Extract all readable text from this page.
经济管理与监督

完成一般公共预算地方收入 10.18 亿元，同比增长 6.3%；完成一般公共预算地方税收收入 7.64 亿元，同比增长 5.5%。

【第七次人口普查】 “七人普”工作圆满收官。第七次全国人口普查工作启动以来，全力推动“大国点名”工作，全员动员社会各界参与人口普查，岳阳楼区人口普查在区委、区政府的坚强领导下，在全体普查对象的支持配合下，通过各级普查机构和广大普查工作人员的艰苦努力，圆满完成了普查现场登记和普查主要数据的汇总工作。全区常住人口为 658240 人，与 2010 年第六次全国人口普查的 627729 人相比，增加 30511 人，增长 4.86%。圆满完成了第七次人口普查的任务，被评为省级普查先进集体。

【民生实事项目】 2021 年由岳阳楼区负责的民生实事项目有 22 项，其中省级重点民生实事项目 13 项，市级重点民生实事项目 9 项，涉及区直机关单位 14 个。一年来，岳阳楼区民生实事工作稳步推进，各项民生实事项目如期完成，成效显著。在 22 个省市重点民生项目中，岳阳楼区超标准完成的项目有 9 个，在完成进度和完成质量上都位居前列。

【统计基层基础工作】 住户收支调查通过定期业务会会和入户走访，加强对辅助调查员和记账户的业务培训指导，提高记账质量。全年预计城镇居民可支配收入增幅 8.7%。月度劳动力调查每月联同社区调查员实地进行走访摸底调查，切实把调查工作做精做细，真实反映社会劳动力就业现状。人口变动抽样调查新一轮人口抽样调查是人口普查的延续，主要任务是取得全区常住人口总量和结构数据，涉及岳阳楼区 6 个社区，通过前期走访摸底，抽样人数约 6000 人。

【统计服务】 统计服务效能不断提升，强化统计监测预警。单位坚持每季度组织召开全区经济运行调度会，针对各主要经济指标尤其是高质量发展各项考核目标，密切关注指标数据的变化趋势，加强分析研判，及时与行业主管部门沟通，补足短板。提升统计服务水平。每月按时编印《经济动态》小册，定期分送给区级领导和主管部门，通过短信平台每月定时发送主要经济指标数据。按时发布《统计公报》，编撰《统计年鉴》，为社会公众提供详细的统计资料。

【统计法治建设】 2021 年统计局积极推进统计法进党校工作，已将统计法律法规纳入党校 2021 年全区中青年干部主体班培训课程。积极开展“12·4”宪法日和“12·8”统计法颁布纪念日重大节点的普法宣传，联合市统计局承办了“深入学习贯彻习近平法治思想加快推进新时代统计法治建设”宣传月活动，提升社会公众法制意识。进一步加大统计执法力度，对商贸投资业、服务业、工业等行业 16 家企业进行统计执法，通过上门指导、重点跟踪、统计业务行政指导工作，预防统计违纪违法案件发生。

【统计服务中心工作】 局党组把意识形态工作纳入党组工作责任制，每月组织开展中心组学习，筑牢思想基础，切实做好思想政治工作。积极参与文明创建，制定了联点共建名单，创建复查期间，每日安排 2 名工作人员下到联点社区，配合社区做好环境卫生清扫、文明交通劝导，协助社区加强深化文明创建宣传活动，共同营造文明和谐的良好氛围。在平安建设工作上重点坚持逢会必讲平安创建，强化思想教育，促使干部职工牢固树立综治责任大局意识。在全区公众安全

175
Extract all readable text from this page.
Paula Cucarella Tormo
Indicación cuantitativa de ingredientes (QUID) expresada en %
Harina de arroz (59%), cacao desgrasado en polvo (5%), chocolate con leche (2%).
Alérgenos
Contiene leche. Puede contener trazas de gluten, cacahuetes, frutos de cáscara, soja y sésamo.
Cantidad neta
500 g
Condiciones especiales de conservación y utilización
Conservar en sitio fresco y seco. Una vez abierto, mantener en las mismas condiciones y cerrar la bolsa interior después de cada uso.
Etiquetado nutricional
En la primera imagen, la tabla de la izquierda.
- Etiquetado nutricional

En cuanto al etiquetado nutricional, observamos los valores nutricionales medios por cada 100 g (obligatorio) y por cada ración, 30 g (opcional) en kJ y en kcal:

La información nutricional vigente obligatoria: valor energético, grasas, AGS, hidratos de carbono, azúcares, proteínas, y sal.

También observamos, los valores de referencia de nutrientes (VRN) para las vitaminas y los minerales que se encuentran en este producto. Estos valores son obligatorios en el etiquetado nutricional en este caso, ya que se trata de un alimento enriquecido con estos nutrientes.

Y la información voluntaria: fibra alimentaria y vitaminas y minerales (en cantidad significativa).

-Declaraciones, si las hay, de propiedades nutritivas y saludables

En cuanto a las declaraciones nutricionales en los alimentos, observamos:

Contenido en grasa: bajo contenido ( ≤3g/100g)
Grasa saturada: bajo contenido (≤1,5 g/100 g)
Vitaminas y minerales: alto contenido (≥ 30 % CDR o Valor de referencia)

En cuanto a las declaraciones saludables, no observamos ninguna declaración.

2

□ □ □ □ □

▸ Directions
Reply with the number of lines in the data that include the string "contenido" and nothing else.

▸ Response
3